▸ **Written exercise**
Rewrite every entry below, swapping "elements" for "items" and keeping everything else the same. Omit the pictures from your answer.

## begin Excerpted records

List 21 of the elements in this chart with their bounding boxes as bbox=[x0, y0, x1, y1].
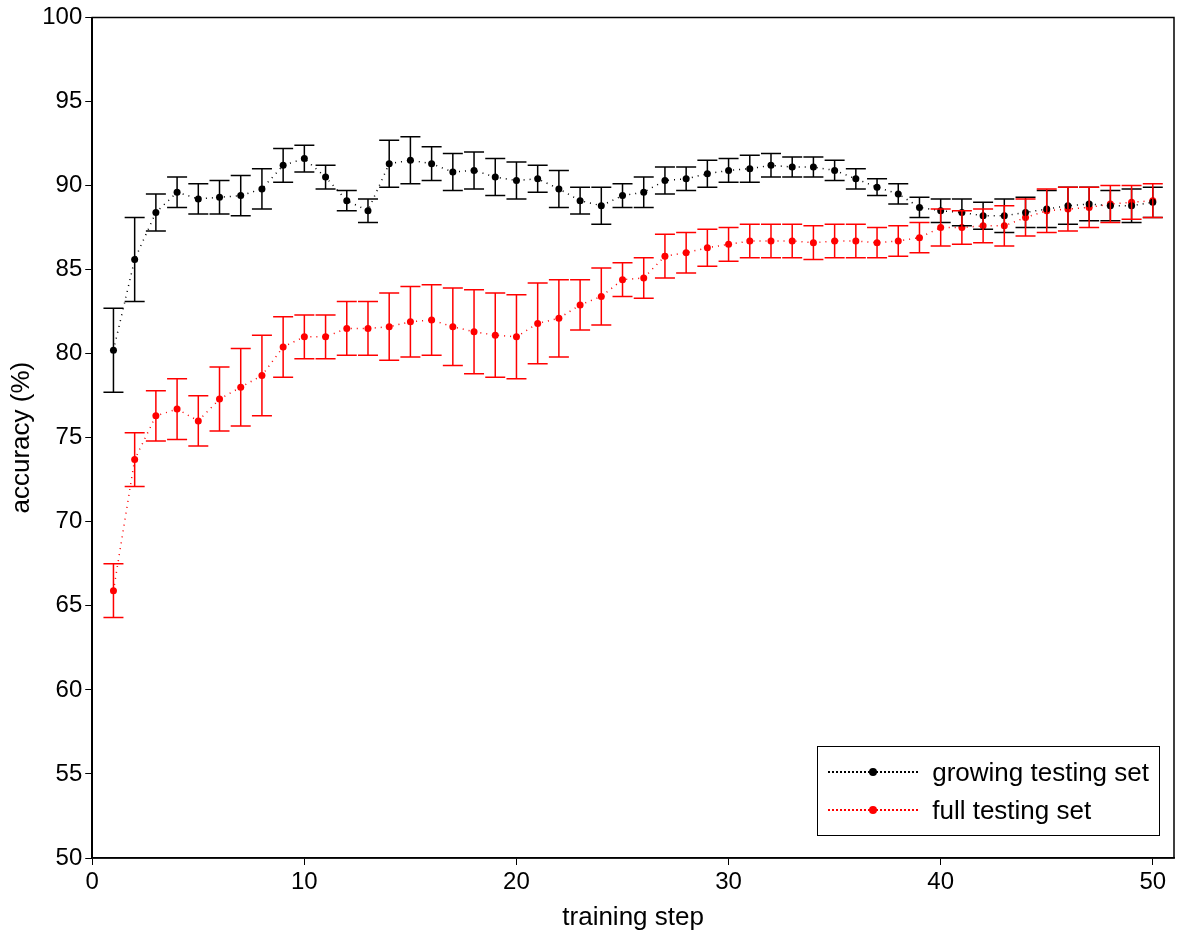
y-tick-label: 95 bbox=[55, 86, 83, 114]
y-tick-label: 100 bbox=[42, 2, 83, 30]
legend-label: growing testing set bbox=[932, 756, 1149, 788]
legend-label: full testing set bbox=[932, 794, 1092, 826]
y-tick-label: 75 bbox=[55, 422, 83, 450]
y-tick-label: 90 bbox=[55, 170, 83, 198]
x-tick-label: 30 bbox=[715, 867, 742, 895]
y-tick-label: 85 bbox=[55, 254, 83, 282]
y-tick-label: 80 bbox=[55, 338, 83, 366]
y-tick-label: 60 bbox=[55, 674, 83, 702]
y-axis-title: accuracy (%) bbox=[4, 361, 35, 514]
x-tick-label: 0 bbox=[85, 867, 99, 895]
x-tick-label: 50 bbox=[1139, 867, 1167, 895]
y-tick-label: 55 bbox=[55, 758, 83, 786]
y-tick-label: 50 bbox=[55, 842, 83, 870]
x-tick-label: 40 bbox=[927, 867, 955, 895]
y-tick-label: 65 bbox=[55, 590, 83, 618]
x-axis-title: training step bbox=[562, 900, 704, 931]
x-tick-label: 20 bbox=[503, 867, 530, 895]
y-tick-label: 70 bbox=[55, 506, 83, 534]
x-tick-label: 10 bbox=[291, 867, 318, 895]
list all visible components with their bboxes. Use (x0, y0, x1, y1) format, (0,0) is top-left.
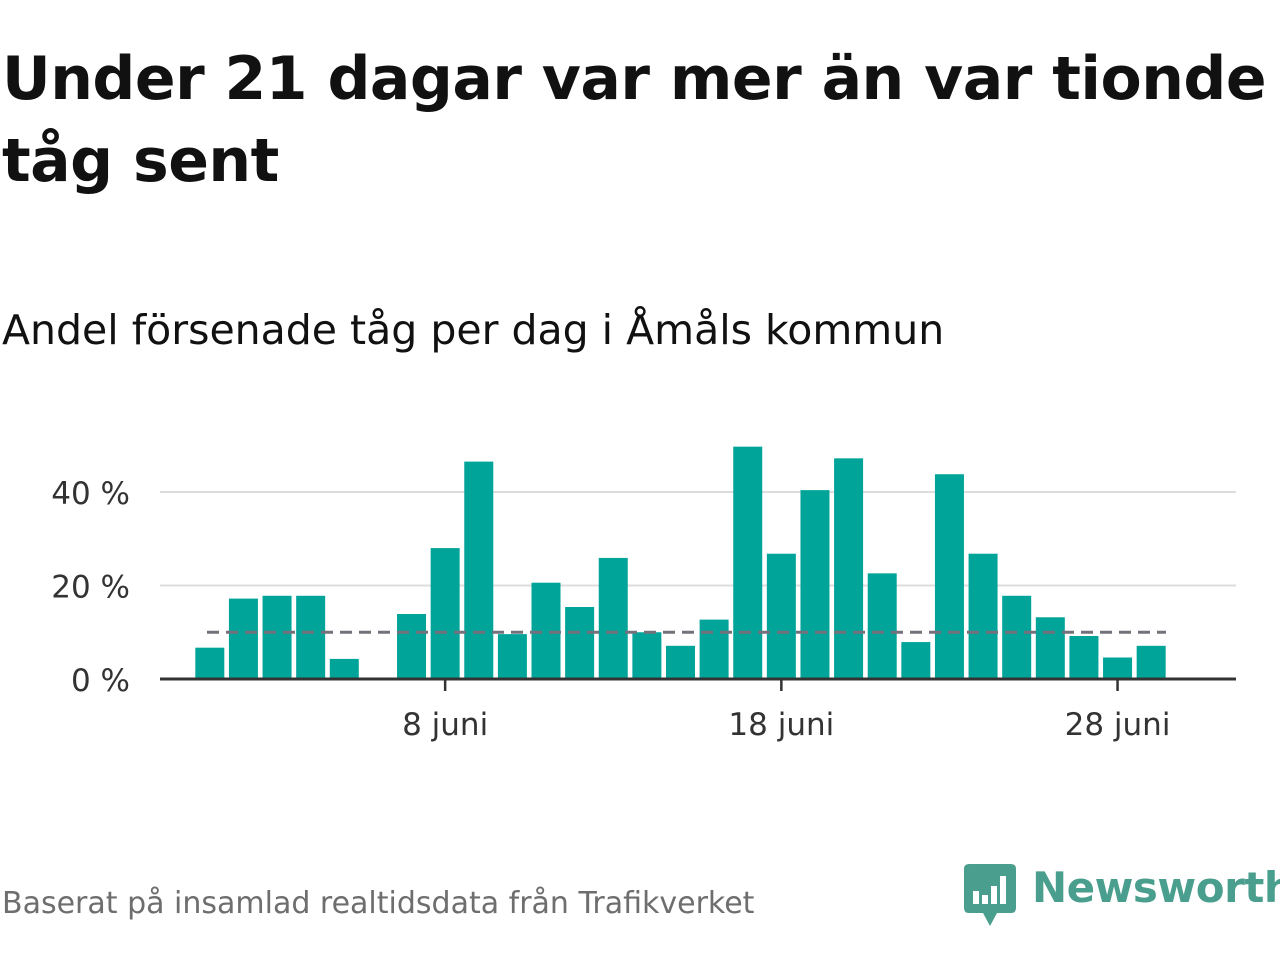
bar (228, 598, 258, 679)
y-tick-label: 0 % (71, 663, 130, 699)
bar (565, 607, 595, 679)
brand-logo[interactable]: Newsworthy (964, 862, 1280, 926)
bar (329, 658, 359, 679)
bar (867, 573, 897, 679)
bar (834, 458, 864, 679)
y-tick-label: 40 % (51, 476, 130, 512)
bar (1136, 645, 1166, 679)
newsworthy-logo-icon (964, 864, 1016, 926)
bar (598, 557, 628, 679)
x-tick-label: 8 juni (402, 707, 488, 743)
bars (195, 446, 1166, 679)
bar (1002, 595, 1032, 679)
bar (464, 461, 494, 679)
chart-title: Andel försenade tåg per dag i Åmåls komm… (2, 306, 945, 354)
x-axis-labels: 8 juni 18 juni 28 juni (402, 679, 1170, 743)
x-tick-label: 18 juni (728, 707, 834, 743)
bar-chart: 0 % 20 % 40 % 8 juni 18 juni 28 juni (51, 446, 1236, 743)
bar (901, 642, 931, 679)
bar (497, 634, 527, 679)
bar (699, 619, 729, 679)
bar (397, 614, 427, 679)
bar (968, 553, 998, 679)
bar (800, 490, 830, 679)
bar (766, 553, 796, 679)
y-tick-label: 20 % (51, 570, 130, 606)
bar (195, 647, 225, 679)
bar (430, 548, 460, 679)
bar (632, 632, 662, 679)
grid-lines (160, 491, 1236, 587)
bar (296, 595, 326, 679)
bar (262, 595, 292, 679)
source-note: Baserat på insamlad realtidsdata från Tr… (2, 886, 755, 921)
brand-name: Newsworthy (1032, 863, 1280, 912)
headline: Under 21 dagar var mer än var tionde tåg… (2, 44, 1267, 196)
bar (1069, 635, 1099, 679)
bar (1103, 657, 1133, 679)
bar (733, 446, 763, 679)
bar (665, 645, 695, 679)
x-tick-label: 28 juni (1065, 707, 1171, 743)
y-axis-labels: 0 % 20 % 40 % (51, 476, 130, 699)
bar (1035, 617, 1065, 679)
bar (934, 474, 964, 679)
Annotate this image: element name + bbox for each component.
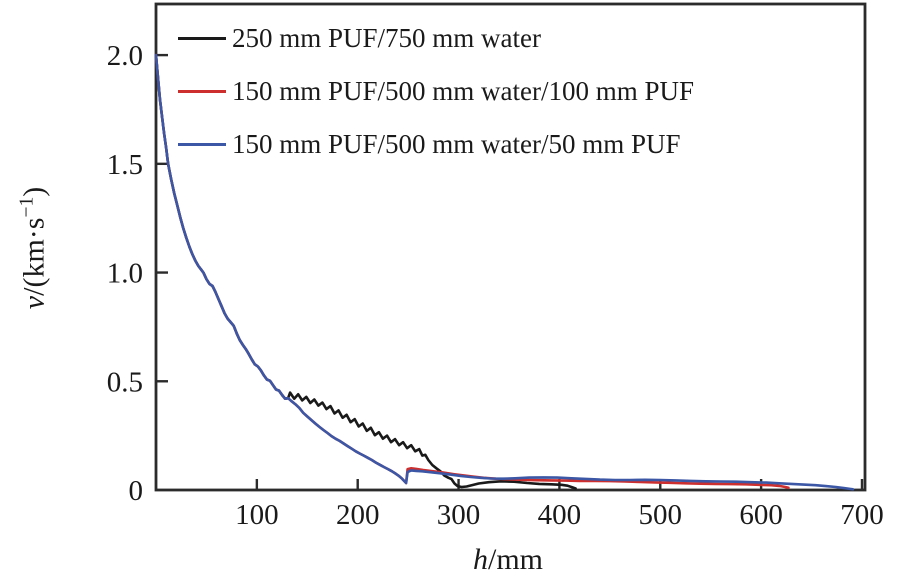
legend-item: 250 mm PUF/750 mm water xyxy=(178,12,694,65)
x-axis-label: h/mm xyxy=(473,543,543,577)
y-tick-label: 2.0 xyxy=(107,40,143,72)
legend-swatch-red xyxy=(178,90,226,93)
y-axis-label-unit-close: ) xyxy=(17,186,51,197)
series-line-3 xyxy=(154,53,855,491)
y-tick-label: 0.5 xyxy=(107,366,143,398)
x-tick-label: 400 xyxy=(538,499,582,531)
legend-label: 150 mm PUF/500 mm water/50 mm PUF xyxy=(232,129,681,159)
legend-swatch-blue xyxy=(178,143,226,146)
y-tick-label: 0 xyxy=(129,475,144,507)
y-axis-label: v/(km·s−1) xyxy=(17,187,52,309)
y-axis-label-unit: /(km·s xyxy=(17,217,51,296)
legend-label: 150 mm PUF/500 mm water/100 mm PUF xyxy=(232,76,695,106)
legend-item: 150 mm PUF/500 mm water/50 mm PUF xyxy=(178,118,694,171)
x-tick-label: 200 xyxy=(336,499,380,531)
x-tick-label: 100 xyxy=(235,499,279,531)
legend-swatch-black xyxy=(178,37,226,40)
x-tick-label: 300 xyxy=(437,499,481,531)
y-axis-label-symbol: v xyxy=(17,295,51,310)
x-tick-label: 600 xyxy=(739,499,783,531)
plot-frame xyxy=(154,2,867,492)
x-axis-label-unit: /mm xyxy=(487,543,544,576)
y-axis-label-superscript: −1 xyxy=(16,196,38,218)
x-axis-label-symbol: h xyxy=(472,543,488,576)
x-tick-label: 700 xyxy=(840,499,884,531)
y-tick-label: 1.5 xyxy=(107,149,143,181)
y-tick-label: 1.0 xyxy=(107,258,143,290)
legend-item: 150 mm PUF/500 mm water/100 mm PUF xyxy=(178,65,694,118)
legend: 250 mm PUF/750 mm water 150 mm PUF/500 m… xyxy=(178,12,694,171)
x-tick-label: 500 xyxy=(639,499,683,531)
legend-label: 250 mm PUF/750 mm water xyxy=(232,23,541,53)
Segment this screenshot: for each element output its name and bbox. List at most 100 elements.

## end Excerpted records

▸ **Result for this task**
List 21 of the items in this chart with their bounding boxes as bbox=[x0, y0, x1, y1].
y-tick-label: 95 bbox=[55, 86, 83, 114]
y-tick-label: 100 bbox=[42, 2, 83, 30]
legend-label: growing testing set bbox=[932, 756, 1149, 788]
legend-label: full testing set bbox=[932, 794, 1092, 826]
y-tick-label: 75 bbox=[55, 422, 83, 450]
y-tick-label: 90 bbox=[55, 170, 83, 198]
x-tick-label: 30 bbox=[715, 867, 742, 895]
y-tick-label: 85 bbox=[55, 254, 83, 282]
y-tick-label: 80 bbox=[55, 338, 83, 366]
y-tick-label: 60 bbox=[55, 674, 83, 702]
y-axis-title: accuracy (%) bbox=[4, 361, 35, 514]
x-tick-label: 0 bbox=[85, 867, 99, 895]
x-tick-label: 50 bbox=[1139, 867, 1167, 895]
y-tick-label: 55 bbox=[55, 758, 83, 786]
y-tick-label: 50 bbox=[55, 842, 83, 870]
x-tick-label: 40 bbox=[927, 867, 955, 895]
y-tick-label: 65 bbox=[55, 590, 83, 618]
x-axis-title: training step bbox=[562, 900, 704, 931]
x-tick-label: 20 bbox=[503, 867, 530, 895]
y-tick-label: 70 bbox=[55, 506, 83, 534]
x-tick-label: 10 bbox=[291, 867, 318, 895]
list all visible components with their bboxes. Use (x0, y0, x1, y1) format, (0,0) is top-left.
bar (228, 598, 258, 679)
y-tick-label: 0 % (71, 663, 130, 699)
bar (565, 607, 595, 679)
brand-logo[interactable]: Newsworthy (964, 862, 1280, 926)
bar (329, 658, 359, 679)
bar (867, 573, 897, 679)
bar (834, 458, 864, 679)
y-tick-label: 40 % (51, 476, 130, 512)
bar (1136, 645, 1166, 679)
newsworthy-logo-icon (964, 864, 1016, 926)
bar (598, 557, 628, 679)
x-tick-label: 8 juni (402, 707, 488, 743)
bars (195, 446, 1166, 679)
bar (1002, 595, 1032, 679)
bar (464, 461, 494, 679)
chart-title: Andel försenade tåg per dag i Åmåls komm… (2, 306, 945, 354)
x-axis-labels: 8 juni 18 juni 28 juni (402, 679, 1170, 743)
x-tick-label: 18 juni (728, 707, 834, 743)
bar-chart: 0 % 20 % 40 % 8 juni 18 juni 28 juni (51, 446, 1236, 743)
bar (901, 642, 931, 679)
bar (497, 634, 527, 679)
bar (699, 619, 729, 679)
bar (397, 614, 427, 679)
bar (968, 553, 998, 679)
bar (800, 490, 830, 679)
bar (766, 553, 796, 679)
y-tick-label: 20 % (51, 570, 130, 606)
bar (195, 647, 225, 679)
bar (430, 548, 460, 679)
bar (632, 632, 662, 679)
grid-lines (160, 491, 1236, 587)
bar (296, 595, 326, 679)
bar (262, 595, 292, 679)
source-note: Baserat på insamlad realtidsdata från Tr… (2, 886, 755, 921)
brand-name: Newsworthy (1032, 863, 1280, 912)
headline: Under 21 dagar var mer än var tionde tåg… (2, 44, 1267, 196)
bar (1069, 635, 1099, 679)
bar (1103, 657, 1133, 679)
bar (733, 446, 763, 679)
bar (665, 645, 695, 679)
x-tick-label: 28 juni (1065, 707, 1171, 743)
y-axis-labels: 0 % 20 % 40 % (51, 476, 130, 699)
bar (1035, 617, 1065, 679)
bar (934, 474, 964, 679)
Annotate this image: element name + bbox for each component.
legend-item: 250 mm PUF/750 mm water xyxy=(178,12,694,65)
x-axis-label: h/mm xyxy=(473,543,543,577)
y-tick-label: 2.0 xyxy=(107,40,143,72)
legend-swatch-red xyxy=(178,90,226,93)
y-axis-label-unit-close: ) xyxy=(17,186,51,197)
series-line-3 xyxy=(154,53,855,491)
y-tick-label: 0.5 xyxy=(107,366,143,398)
x-tick-label: 400 xyxy=(538,499,582,531)
legend-label: 150 mm PUF/500 mm water/50 mm PUF xyxy=(232,129,681,159)
legend-swatch-blue xyxy=(178,143,226,146)
y-tick-label: 0 xyxy=(129,475,144,507)
y-axis-label: v/(km·s−1) xyxy=(17,187,52,309)
y-axis-label-unit: /(km·s xyxy=(17,217,51,296)
legend-label: 150 mm PUF/500 mm water/100 mm PUF xyxy=(232,76,695,106)
legend-item: 150 mm PUF/500 mm water/50 mm PUF xyxy=(178,118,694,171)
x-tick-label: 200 xyxy=(336,499,380,531)
x-tick-label: 100 xyxy=(235,499,279,531)
legend-swatch-black xyxy=(178,37,226,40)
x-tick-label: 300 xyxy=(437,499,481,531)
y-axis-label-symbol: v xyxy=(17,295,51,310)
x-tick-label: 600 xyxy=(739,499,783,531)
plot-frame xyxy=(154,2,867,492)
x-axis-label-unit: /mm xyxy=(487,543,544,576)
y-axis-label-superscript: −1 xyxy=(16,196,38,218)
x-axis-label-symbol: h xyxy=(472,543,488,576)
x-tick-label: 700 xyxy=(840,499,884,531)
y-tick-label: 1.5 xyxy=(107,149,143,181)
y-tick-label: 1.0 xyxy=(107,258,143,290)
legend-item: 150 mm PUF/500 mm water/100 mm PUF xyxy=(178,65,694,118)
legend: 250 mm PUF/750 mm water 150 mm PUF/500 m… xyxy=(178,12,694,171)
x-tick-label: 500 xyxy=(639,499,683,531)
legend-label: 250 mm PUF/750 mm water xyxy=(232,23,541,53)
Segment this screenshot: for each element output its name and bbox. List at most 100 items.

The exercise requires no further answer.